### SET TASK
Every line containing the word "name" needs to be found and copied.

BEGIN MATERIAL SUPPLIED

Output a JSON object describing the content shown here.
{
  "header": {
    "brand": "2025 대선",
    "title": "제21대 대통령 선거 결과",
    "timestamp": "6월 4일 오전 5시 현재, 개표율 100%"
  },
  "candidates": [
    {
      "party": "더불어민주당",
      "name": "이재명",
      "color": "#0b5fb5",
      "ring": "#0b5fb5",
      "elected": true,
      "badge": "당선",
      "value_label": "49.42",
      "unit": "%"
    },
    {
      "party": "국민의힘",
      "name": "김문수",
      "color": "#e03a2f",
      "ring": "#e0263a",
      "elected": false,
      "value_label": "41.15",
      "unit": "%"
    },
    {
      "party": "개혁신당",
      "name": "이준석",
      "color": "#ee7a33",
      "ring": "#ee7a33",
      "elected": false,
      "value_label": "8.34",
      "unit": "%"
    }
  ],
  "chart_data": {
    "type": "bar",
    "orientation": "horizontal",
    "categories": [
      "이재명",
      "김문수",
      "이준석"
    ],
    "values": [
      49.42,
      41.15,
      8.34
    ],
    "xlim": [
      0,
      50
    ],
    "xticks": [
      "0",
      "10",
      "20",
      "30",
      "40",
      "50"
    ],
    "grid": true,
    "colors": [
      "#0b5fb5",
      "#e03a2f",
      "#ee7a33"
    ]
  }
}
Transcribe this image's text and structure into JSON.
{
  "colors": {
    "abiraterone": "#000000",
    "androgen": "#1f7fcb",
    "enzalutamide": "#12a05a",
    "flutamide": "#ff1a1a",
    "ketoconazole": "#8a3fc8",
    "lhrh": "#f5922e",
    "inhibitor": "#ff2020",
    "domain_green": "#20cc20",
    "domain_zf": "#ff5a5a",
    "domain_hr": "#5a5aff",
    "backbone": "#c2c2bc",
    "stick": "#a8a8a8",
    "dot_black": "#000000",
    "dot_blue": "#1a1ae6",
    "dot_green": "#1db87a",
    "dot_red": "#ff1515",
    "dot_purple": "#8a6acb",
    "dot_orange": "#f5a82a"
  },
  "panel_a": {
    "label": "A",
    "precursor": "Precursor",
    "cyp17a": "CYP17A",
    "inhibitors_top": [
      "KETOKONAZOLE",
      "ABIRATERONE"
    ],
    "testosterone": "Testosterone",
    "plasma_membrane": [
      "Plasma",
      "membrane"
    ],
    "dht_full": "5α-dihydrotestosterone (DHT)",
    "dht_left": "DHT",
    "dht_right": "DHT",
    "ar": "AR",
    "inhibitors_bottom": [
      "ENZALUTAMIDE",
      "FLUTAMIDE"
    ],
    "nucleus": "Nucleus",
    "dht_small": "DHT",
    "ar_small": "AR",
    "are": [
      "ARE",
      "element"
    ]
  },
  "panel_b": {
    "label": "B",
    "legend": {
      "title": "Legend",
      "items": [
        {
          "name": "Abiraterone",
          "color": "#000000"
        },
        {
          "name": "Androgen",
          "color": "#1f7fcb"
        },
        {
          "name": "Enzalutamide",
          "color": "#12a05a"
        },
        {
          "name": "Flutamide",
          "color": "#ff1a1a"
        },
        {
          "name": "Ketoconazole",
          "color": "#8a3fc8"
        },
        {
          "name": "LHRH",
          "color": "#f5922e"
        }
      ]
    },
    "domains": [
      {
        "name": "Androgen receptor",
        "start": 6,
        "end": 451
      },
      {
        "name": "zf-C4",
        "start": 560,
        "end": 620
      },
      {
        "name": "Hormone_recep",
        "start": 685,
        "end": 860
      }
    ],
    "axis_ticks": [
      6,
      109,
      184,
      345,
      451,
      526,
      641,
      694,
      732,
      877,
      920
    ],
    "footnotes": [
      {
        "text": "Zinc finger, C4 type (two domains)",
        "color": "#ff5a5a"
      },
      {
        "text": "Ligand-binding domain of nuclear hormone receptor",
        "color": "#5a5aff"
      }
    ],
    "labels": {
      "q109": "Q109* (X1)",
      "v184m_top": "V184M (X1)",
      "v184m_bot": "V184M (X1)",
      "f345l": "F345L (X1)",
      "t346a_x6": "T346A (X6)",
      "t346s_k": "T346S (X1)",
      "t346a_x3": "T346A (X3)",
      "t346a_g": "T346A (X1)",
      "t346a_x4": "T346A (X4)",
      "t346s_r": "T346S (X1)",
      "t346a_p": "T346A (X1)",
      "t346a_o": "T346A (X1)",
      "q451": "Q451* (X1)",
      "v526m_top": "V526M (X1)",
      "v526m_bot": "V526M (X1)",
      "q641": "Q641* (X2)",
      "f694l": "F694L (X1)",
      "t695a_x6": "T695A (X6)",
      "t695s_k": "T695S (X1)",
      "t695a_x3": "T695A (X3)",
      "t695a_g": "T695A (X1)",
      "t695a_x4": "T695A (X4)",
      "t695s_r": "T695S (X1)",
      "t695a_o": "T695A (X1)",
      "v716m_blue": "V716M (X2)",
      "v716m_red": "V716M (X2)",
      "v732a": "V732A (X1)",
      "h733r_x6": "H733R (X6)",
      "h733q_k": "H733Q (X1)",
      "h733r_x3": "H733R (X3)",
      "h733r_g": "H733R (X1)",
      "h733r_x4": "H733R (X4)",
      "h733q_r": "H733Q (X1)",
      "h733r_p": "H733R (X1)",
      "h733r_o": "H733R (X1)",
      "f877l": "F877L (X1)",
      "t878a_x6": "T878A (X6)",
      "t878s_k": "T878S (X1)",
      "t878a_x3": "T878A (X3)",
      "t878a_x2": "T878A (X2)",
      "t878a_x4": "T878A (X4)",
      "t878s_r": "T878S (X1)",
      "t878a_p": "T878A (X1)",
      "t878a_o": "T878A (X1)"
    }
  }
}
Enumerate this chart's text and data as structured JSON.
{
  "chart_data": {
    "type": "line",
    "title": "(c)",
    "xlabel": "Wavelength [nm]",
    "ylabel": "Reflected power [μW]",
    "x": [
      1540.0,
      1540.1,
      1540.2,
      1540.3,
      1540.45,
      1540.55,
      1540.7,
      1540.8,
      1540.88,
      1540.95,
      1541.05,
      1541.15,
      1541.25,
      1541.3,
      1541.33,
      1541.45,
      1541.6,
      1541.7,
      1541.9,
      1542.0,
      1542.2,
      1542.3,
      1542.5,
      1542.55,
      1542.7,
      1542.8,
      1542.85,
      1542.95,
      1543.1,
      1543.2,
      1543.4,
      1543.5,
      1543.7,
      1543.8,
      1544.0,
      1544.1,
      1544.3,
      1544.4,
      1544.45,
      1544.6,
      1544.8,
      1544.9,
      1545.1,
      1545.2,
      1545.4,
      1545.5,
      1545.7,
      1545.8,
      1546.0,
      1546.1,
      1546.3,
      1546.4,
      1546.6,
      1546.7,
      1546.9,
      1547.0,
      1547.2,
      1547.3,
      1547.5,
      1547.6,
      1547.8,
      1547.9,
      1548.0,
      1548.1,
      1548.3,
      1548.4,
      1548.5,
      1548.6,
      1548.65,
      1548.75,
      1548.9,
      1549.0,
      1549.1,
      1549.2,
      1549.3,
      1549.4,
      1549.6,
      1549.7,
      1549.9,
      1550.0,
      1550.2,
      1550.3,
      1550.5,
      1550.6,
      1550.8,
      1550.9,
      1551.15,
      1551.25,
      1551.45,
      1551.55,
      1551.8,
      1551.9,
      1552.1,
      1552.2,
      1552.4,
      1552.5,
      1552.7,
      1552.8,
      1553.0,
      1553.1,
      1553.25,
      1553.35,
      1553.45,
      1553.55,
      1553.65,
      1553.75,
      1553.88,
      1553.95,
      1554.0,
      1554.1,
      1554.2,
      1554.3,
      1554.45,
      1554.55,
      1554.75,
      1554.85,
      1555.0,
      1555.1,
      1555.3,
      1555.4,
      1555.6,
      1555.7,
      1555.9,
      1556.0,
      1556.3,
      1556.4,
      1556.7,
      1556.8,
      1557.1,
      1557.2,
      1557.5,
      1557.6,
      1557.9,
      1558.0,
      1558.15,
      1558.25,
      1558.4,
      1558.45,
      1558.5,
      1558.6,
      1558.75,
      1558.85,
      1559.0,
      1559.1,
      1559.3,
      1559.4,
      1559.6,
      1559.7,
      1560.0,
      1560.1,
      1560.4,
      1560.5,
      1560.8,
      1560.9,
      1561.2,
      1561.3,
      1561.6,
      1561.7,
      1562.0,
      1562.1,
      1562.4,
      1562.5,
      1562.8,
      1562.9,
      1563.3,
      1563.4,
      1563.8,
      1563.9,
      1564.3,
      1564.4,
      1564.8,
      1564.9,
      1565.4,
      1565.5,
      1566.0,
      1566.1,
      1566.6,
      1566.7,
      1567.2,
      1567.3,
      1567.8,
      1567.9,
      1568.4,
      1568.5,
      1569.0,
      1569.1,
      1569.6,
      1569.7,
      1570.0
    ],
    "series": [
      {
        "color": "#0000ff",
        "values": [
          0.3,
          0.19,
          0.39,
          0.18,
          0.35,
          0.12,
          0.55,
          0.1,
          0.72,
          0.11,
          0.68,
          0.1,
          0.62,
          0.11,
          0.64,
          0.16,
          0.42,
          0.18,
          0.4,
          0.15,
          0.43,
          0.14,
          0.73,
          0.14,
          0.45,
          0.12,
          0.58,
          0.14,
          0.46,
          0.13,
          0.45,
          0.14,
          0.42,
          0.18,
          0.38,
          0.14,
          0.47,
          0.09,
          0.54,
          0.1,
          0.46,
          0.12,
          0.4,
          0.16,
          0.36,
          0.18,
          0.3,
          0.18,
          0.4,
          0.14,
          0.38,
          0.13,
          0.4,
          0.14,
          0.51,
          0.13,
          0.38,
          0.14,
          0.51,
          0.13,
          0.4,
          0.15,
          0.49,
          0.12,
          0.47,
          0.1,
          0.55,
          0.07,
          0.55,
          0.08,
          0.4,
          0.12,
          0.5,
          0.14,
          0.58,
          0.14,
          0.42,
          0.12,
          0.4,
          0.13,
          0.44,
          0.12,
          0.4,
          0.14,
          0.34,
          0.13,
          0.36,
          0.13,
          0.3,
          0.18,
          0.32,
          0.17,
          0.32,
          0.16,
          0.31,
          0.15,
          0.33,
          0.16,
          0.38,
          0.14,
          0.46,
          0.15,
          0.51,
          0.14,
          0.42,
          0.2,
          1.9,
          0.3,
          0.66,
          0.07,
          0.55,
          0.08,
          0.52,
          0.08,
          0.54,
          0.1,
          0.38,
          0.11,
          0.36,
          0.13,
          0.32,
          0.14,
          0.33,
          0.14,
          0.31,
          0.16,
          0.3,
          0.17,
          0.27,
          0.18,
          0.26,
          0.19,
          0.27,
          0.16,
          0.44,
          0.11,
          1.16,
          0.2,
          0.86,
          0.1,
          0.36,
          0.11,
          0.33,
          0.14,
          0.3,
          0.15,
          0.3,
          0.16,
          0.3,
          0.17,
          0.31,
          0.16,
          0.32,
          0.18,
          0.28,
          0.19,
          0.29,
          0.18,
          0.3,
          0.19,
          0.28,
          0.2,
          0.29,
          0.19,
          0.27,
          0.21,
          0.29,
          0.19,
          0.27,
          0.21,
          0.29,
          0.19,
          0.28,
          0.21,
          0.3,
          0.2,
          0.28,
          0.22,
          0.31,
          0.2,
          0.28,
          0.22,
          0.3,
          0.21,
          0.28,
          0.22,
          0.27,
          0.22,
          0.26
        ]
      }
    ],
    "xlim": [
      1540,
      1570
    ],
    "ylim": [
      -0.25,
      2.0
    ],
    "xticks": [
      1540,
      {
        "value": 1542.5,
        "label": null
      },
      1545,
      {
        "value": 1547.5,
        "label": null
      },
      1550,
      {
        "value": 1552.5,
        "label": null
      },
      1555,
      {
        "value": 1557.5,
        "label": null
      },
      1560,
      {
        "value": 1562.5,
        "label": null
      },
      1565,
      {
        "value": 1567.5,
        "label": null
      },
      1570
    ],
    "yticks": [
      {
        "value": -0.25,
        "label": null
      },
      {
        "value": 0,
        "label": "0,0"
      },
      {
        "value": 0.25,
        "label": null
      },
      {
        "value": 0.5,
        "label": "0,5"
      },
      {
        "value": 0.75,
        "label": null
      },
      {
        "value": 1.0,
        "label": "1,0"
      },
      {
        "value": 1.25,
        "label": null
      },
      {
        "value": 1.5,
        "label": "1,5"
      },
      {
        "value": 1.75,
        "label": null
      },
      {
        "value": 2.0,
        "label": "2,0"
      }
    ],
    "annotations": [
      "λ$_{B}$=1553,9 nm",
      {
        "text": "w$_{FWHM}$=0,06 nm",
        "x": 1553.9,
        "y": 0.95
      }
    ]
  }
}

END MATERIAL SUPPLIED

### RESPONSE BELOW
      "name": "이재명",
      "name": "김문수",
      "name": "이준석",
          "name": "Abiraterone",
          "name": "Androgen",
          "name": "Enzalutamide",
          "name": "Flutamide",
          "name": "Ketoconazole",
          "name": "LHRH",
        "name": "Androgen receptor",
        "name": "zf-C4",
        "name": "Hormone_recep",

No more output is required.